(TASK DIRECTIONS)
Print the items word for word, starting at the first line and ending at the line that contains "x-tick-label: 4.5 xyxy=(975,811,1009,833)", with both of those lines included.

Raw records

* * *

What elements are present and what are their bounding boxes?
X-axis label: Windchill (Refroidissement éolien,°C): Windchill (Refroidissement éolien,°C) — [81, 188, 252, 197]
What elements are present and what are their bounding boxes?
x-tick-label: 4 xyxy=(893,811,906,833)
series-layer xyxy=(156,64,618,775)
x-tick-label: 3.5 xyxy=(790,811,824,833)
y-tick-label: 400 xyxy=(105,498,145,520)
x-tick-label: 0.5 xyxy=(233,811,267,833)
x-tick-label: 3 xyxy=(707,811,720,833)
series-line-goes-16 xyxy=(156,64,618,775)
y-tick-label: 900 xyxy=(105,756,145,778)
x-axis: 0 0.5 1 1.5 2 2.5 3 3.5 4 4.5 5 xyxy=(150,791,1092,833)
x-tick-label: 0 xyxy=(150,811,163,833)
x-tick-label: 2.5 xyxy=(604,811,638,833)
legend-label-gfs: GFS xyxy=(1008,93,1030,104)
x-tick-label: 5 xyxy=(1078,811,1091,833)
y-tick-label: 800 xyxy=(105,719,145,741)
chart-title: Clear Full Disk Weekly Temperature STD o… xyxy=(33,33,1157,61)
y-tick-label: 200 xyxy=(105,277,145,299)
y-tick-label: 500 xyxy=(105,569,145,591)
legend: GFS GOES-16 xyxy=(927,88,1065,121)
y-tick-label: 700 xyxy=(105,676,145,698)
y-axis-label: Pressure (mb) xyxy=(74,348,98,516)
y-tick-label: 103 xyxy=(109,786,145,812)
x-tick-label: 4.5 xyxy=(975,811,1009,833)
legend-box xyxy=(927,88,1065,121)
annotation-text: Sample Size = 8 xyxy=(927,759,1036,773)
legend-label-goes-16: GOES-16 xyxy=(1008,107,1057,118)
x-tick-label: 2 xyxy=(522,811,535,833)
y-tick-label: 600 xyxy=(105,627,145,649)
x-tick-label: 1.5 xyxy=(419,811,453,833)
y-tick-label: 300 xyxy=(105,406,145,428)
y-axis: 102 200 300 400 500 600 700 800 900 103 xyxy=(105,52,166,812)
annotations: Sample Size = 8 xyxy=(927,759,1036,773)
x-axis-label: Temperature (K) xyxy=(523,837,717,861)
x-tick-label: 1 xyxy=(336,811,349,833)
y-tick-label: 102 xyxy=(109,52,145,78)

* * *

(WRITTEN REPLY)
What elements are present and what are their bounding boxes?
X-axis label: Windchill (Refroidissement éolien,°C): Windchill (Refroidissement éolien,°C) — [81, 188, 252, 197]
What elements are present and what are their bounding boxes?
x-tick-label: 4 xyxy=(893,811,906,833)
series-layer xyxy=(156,64,618,775)
x-tick-label: 3.5 xyxy=(790,811,824,833)
y-tick-label: 400 xyxy=(105,498,145,520)
x-tick-label: 0.5 xyxy=(233,811,267,833)
x-tick-label: 3 xyxy=(707,811,720,833)
series-line-goes-16 xyxy=(156,64,618,775)
y-tick-label: 900 xyxy=(105,756,145,778)
x-axis: 0 0.5 1 1.5 2 2.5 3 3.5 4 4.5 5 xyxy=(150,791,1092,833)
x-tick-label: 0 xyxy=(150,811,163,833)
x-tick-label: 2.5 xyxy=(604,811,638,833)
legend-label-gfs: GFS xyxy=(1008,93,1030,104)
x-tick-label: 5 xyxy=(1078,811,1091,833)
y-tick-label: 800 xyxy=(105,719,145,741)
chart-title: Clear Full Disk Weekly Temperature STD o… xyxy=(33,33,1157,61)
y-tick-label: 200 xyxy=(105,277,145,299)
y-tick-label: 500 xyxy=(105,569,145,591)
legend: GFS GOES-16 xyxy=(927,88,1065,121)
y-tick-label: 700 xyxy=(105,676,145,698)
y-axis-label: Pressure (mb) xyxy=(74,348,98,516)
y-tick-label: 103 xyxy=(109,786,145,812)
x-tick-label: 4.5 xyxy=(975,811,1009,833)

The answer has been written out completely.